— BEGIN —

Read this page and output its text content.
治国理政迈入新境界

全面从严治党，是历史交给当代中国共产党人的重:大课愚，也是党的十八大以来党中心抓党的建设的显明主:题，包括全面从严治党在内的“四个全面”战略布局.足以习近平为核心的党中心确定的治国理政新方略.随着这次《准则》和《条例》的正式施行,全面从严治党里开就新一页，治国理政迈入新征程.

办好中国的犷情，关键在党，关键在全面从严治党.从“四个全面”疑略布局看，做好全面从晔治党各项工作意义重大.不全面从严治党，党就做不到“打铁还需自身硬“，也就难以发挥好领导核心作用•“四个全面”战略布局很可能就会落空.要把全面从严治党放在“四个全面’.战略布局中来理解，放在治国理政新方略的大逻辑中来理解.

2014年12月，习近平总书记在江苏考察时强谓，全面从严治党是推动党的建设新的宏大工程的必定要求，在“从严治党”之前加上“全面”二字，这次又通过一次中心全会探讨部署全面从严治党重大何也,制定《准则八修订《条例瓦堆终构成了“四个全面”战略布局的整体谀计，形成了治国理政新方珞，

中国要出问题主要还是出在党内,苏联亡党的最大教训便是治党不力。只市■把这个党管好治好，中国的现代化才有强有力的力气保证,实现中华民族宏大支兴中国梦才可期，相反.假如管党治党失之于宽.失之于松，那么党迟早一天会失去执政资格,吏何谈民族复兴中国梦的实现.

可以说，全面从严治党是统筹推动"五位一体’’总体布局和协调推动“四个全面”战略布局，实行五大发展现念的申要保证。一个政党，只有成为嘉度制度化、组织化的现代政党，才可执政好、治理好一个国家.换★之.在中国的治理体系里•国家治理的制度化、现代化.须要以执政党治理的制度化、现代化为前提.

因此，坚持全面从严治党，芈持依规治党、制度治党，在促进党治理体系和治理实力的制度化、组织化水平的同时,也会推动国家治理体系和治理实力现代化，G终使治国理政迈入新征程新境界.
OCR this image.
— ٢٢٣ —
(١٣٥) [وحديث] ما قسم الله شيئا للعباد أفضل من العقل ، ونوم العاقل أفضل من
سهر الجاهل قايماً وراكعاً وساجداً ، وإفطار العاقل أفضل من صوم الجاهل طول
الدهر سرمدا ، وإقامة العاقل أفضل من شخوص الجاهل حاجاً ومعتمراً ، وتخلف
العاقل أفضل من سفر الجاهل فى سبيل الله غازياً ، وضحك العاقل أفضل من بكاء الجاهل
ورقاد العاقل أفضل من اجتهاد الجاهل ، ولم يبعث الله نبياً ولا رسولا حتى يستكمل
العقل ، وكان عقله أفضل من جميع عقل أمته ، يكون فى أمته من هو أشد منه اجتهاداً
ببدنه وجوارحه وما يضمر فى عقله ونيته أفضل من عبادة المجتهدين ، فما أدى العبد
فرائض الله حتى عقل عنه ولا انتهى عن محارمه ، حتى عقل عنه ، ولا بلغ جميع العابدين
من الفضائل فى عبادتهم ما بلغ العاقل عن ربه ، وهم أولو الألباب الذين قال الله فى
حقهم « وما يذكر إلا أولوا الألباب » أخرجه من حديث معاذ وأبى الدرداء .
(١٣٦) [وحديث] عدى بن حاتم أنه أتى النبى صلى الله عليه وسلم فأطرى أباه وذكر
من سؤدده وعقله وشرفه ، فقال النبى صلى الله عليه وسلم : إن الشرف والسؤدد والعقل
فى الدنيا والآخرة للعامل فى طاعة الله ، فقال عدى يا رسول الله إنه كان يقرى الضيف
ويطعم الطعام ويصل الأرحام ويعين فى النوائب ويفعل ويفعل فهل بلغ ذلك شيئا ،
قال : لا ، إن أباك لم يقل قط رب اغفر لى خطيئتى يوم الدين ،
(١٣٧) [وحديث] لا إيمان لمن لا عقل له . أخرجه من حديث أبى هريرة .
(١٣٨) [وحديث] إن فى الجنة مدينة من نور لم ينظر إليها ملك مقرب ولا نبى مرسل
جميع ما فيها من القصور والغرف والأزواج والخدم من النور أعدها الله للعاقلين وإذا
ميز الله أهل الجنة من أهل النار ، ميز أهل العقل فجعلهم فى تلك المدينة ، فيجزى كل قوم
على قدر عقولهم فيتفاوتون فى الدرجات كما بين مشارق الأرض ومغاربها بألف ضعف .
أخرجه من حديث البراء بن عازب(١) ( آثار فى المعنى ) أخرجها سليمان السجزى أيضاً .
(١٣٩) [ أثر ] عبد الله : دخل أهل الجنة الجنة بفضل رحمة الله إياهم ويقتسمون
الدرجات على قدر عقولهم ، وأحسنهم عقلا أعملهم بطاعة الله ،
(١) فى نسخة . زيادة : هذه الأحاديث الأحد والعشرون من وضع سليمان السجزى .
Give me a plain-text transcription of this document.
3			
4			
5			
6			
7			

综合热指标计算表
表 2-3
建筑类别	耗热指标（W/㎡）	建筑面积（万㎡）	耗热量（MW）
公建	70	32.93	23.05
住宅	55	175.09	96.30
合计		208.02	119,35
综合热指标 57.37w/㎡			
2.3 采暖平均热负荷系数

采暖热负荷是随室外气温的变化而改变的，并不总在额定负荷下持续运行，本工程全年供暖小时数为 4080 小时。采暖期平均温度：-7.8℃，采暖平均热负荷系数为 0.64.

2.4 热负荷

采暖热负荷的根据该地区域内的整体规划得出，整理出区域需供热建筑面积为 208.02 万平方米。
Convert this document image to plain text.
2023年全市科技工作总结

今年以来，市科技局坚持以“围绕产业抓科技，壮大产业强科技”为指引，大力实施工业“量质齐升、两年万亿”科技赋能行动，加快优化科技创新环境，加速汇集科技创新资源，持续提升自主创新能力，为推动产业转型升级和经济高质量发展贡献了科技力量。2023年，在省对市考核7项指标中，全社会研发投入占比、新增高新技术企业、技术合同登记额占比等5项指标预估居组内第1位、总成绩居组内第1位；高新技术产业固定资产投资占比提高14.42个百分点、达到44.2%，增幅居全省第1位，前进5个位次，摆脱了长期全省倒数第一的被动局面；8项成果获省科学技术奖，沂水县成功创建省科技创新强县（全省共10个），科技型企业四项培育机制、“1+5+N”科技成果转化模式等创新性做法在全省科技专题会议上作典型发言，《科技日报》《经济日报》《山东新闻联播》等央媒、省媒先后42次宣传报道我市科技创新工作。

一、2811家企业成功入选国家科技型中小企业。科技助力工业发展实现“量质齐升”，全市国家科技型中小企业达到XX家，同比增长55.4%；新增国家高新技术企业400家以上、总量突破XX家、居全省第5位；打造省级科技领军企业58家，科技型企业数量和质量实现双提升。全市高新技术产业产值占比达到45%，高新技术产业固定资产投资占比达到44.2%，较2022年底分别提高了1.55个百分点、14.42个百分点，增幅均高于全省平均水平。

— END —

-- GIVEN EXERCISE --
Go through the records and show every line with the string "image" in it.

-- COMPLETE RESPONSE --
OCR this image.
Convert this document image to plain text.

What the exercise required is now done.